* _Exercise prompt_
Extract all records. Keep each one exact.

* _Listed entries_
"""
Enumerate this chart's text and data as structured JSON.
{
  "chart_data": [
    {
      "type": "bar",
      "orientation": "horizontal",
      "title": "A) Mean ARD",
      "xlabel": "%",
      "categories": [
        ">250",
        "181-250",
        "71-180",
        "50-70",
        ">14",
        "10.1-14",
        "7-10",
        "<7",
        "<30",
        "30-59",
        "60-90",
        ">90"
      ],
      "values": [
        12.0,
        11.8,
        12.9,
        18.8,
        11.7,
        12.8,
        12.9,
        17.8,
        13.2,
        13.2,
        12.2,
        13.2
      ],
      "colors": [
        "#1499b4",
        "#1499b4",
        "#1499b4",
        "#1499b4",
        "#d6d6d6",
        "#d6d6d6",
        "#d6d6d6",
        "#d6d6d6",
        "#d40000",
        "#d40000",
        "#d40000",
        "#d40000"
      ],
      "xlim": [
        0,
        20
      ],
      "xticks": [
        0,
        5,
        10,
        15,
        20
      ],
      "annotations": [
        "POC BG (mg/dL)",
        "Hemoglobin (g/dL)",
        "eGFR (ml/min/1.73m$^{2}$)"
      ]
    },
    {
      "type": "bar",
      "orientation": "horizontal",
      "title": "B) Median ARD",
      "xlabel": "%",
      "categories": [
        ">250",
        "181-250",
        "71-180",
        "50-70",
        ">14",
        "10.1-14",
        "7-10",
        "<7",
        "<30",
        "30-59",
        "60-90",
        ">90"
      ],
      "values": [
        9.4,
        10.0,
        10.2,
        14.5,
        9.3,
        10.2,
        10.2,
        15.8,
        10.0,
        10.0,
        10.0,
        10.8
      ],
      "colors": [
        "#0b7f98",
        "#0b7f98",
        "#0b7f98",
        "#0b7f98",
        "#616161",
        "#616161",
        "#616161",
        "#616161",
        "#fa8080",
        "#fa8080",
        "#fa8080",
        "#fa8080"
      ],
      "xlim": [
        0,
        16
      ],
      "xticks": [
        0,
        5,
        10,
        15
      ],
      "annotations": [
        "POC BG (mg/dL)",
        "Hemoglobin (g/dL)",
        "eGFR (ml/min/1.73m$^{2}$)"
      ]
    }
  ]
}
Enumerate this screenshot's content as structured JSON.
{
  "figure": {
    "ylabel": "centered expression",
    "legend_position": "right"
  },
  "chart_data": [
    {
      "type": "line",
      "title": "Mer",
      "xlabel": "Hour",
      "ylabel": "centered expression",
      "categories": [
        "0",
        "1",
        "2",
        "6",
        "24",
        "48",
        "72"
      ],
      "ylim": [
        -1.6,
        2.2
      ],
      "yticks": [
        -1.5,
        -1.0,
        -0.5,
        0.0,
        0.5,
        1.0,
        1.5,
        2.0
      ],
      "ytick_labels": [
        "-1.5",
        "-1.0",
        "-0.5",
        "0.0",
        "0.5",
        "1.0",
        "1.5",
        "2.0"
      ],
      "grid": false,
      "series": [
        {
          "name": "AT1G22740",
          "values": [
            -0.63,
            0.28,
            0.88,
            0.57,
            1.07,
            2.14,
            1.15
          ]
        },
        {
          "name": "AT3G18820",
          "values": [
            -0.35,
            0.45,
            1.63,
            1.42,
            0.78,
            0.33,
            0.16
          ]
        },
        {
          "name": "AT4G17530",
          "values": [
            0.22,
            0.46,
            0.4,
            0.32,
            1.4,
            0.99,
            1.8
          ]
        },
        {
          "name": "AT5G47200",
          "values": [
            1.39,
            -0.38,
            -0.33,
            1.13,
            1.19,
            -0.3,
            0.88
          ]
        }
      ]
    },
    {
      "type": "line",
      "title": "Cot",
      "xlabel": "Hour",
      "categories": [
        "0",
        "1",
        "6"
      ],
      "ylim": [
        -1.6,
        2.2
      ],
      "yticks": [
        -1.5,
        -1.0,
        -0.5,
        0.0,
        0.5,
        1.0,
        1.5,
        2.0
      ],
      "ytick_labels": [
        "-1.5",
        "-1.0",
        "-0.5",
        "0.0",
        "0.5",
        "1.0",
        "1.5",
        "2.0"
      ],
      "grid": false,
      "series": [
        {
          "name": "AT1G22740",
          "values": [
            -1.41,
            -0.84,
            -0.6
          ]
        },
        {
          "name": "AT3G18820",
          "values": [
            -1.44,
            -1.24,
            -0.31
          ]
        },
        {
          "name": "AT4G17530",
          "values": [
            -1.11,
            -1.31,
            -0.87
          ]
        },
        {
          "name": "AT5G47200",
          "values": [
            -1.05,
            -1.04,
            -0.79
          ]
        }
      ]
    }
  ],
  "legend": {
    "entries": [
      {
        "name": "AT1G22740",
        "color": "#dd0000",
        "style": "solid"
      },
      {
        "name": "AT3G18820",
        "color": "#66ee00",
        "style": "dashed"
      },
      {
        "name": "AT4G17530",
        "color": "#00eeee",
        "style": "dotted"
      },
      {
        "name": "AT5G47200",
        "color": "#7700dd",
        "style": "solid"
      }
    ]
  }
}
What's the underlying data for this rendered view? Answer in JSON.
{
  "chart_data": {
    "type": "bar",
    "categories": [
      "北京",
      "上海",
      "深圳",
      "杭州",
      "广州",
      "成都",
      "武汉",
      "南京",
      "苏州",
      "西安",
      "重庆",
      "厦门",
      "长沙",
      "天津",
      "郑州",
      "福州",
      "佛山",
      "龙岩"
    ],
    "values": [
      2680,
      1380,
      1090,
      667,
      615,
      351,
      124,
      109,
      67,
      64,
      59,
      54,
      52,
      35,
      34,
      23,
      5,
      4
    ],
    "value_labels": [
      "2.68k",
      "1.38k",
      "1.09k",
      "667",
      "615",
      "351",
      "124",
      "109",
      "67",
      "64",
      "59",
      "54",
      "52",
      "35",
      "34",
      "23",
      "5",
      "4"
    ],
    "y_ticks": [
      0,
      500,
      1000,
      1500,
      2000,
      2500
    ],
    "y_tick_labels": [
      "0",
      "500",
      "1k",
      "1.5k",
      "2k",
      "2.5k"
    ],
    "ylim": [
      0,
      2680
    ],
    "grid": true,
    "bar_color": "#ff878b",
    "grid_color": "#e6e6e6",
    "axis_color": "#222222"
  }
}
"""
* _Solution for this task_
Enumerate this chart's text and data as structured JSON.
{
  "chart_data": [
    {
      "type": "bar",
      "orientation": "horizontal",
      "title": "A) Mean ARD",
      "xlabel": "%",
      "categories": [
        ">250",
        "181-250",
        "71-180",
        "50-70",
        ">14",
        "10.1-14",
        "7-10",
        "<7",
        "<30",
        "30-59",
        "60-90",
        ">90"
      ],
      "values": [
        12.0,
        11.8,
        12.9,
        18.8,
        11.7,
        12.8,
        12.9,
        17.8,
        13.2,
        13.2,
        12.2,
        13.2
      ],
      "colors": [
        "#1499b4",
        "#1499b4",
        "#1499b4",
        "#1499b4",
        "#d6d6d6",
        "#d6d6d6",
        "#d6d6d6",
        "#d6d6d6",
        "#d40000",
        "#d40000",
        "#d40000",
        "#d40000"
      ],
      "xlim": [
        0,
        20
      ],
      "xticks": [
        0,
        5,
        10,
        15,
        20
      ],
      "annotations": [
        "POC BG (mg/dL)",
        "Hemoglobin (g/dL)",
        "eGFR (ml/min/1.73m$^{2}$)"
      ]
    },
    {
      "type": "bar",
      "orientation": "horizontal",
      "title": "B) Median ARD",
      "xlabel": "%",
      "categories": [
        ">250",
        "181-250",
        "71-180",
        "50-70",
        ">14",
        "10.1-14",
        "7-10",
        "<7",
        "<30",
        "30-59",
        "60-90",
        ">90"
      ],
      "values": [
        9.4,
        10.0,
        10.2,
        14.5,
        9.3,
        10.2,
        10.2,
        15.8,
        10.0,
        10.0,
        10.0,
        10.8
      ],
      "colors": [
        "#0b7f98",
        "#0b7f98",
        "#0b7f98",
        "#0b7f98",
        "#616161",
        "#616161",
        "#616161",
        "#616161",
        "#fa8080",
        "#fa8080",
        "#fa8080",
        "#fa8080"
      ],
      "xlim": [
        0,
        16
      ],
      "xticks": [
        0,
        5,
        10,
        15
      ],
      "annotations": [
        "POC BG (mg/dL)",
        "Hemoglobin (g/dL)",
        "eGFR (ml/min/1.73m$^{2}$)"
      ]
    }
  ]
}
Enumerate this screenshot's content as structured JSON.
{
  "figure": {
    "ylabel": "centered expression",
    "legend_position": "right"
  },
  "chart_data": [
    {
      "type": "line",
      "title": "Mer",
      "xlabel": "Hour",
      "ylabel": "centered expression",
      "categories": [
        "0",
        "1",
        "2",
        "6",
        "24",
        "48",
        "72"
      ],
      "ylim": [
        -1.6,
        2.2
      ],
      "yticks": [
        -1.5,
        -1.0,
        -0.5,
        0.0,
        0.5,
        1.0,
        1.5,
        2.0
      ],
      "ytick_labels": [
        "-1.5",
        "-1.0",
        "-0.5",
        "0.0",
        "0.5",
        "1.0",
        "1.5",
        "2.0"
      ],
      "grid": false,
      "series": [
        {
          "name": "AT1G22740",
          "values": [
            -0.63,
            0.28,
            0.88,
            0.57,
            1.07,
            2.14,
            1.15
          ]
        },
        {
          "name": "AT3G18820",
          "values": [
            -0.35,
            0.45,
            1.63,
            1.42,
            0.78,
            0.33,
            0.16
          ]
        },
        {
          "name": "AT4G17530",
          "values": [
            0.22,
            0.46,
            0.4,
            0.32,
            1.4,
            0.99,
            1.8
          ]
        },
        {
          "name": "AT5G47200",
          "values": [
            1.39,
            -0.38,
            -0.33,
            1.13,
            1.19,
            -0.3,
            0.88
          ]
        }
      ]
    },
    {
      "type": "line",
      "title": "Cot",
      "xlabel": "Hour",
      "categories": [
        "0",
        "1",
        "6"
      ],
      "ylim": [
        -1.6,
        2.2
      ],
      "yticks": [
        -1.5,
        -1.0,
        -0.5,
        0.0,
        0.5,
        1.0,
        1.5,
        2.0
      ],
      "ytick_labels": [
        "-1.5",
        "-1.0",
        "-0.5",
        "0.0",
        "0.5",
        "1.0",
        "1.5",
        "2.0"
      ],
      "grid": false,
      "series": [
        {
          "name": "AT1G22740",
          "values": [
            -1.41,
            -0.84,
            -0.6
          ]
        },
        {
          "name": "AT3G18820",
          "values": [
            -1.44,
            -1.24,
            -0.31
          ]
        },
        {
          "name": "AT4G17530",
          "values": [
            -1.11,
            -1.31,
            -0.87
          ]
        },
        {
          "name": "AT5G47200",
          "values": [
            -1.05,
            -1.04,
            -0.79
          ]
        }
      ]
    }
  ],
  "legend": {
    "entries": [
      {
        "name": "AT1G22740",
        "color": "#dd0000",
        "style": "solid"
      },
      {
        "name": "AT3G18820",
        "color": "#66ee00",
        "style": "dashed"
      },
      {
        "name": "AT4G17530",
        "color": "#00eeee",
        "style": "dotted"
      },
      {
        "name": "AT5G47200",
        "color": "#7700dd",
        "style": "solid"
      }
    ]
  }
}
What's the underlying data for this rendered view? Answer in JSON.
{
  "chart_data": {
    "type": "bar",
    "categories": [
      "北京",
      "上海",
      "深圳",
      "杭州",
      "广州",
      "成都",
      "武汉",
      "南京",
      "苏州",
      "西安",
      "重庆",
      "厦门",
      "长沙",
      "天津",
      "郑州",
      "福州",
      "佛山",
      "龙岩"
    ],
    "values": [
      2680,
      1380,
      1090,
      667,
      615,
      351,
      124,
      109,
      67,
      64,
      59,
      54,
      52,
      35,
      34,
      23,
      5,
      4
    ],
    "value_labels": [
      "2.68k",
      "1.38k",
      "1.09k",
      "667",
      "615",
      "351",
      "124",
      "109",
      "67",
      "64",
      "59",
      "54",
      "52",
      "35",
      "34",
      "23",
      "5",
      "4"
    ],
    "y_ticks": [
      0,
      500,
      1000,
      1500,
      2000,
      2500
    ],
    "y_tick_labels": [
      "0",
      "500",
      "1k",
      "1.5k",
      "2k",
      "2.5k"
    ],
    "ylim": [
      0,
      2680
    ],
    "grid": true,
    "bar_color": "#ff878b",
    "grid_color": "#e6e6e6",
    "axis_color": "#222222"
  }
}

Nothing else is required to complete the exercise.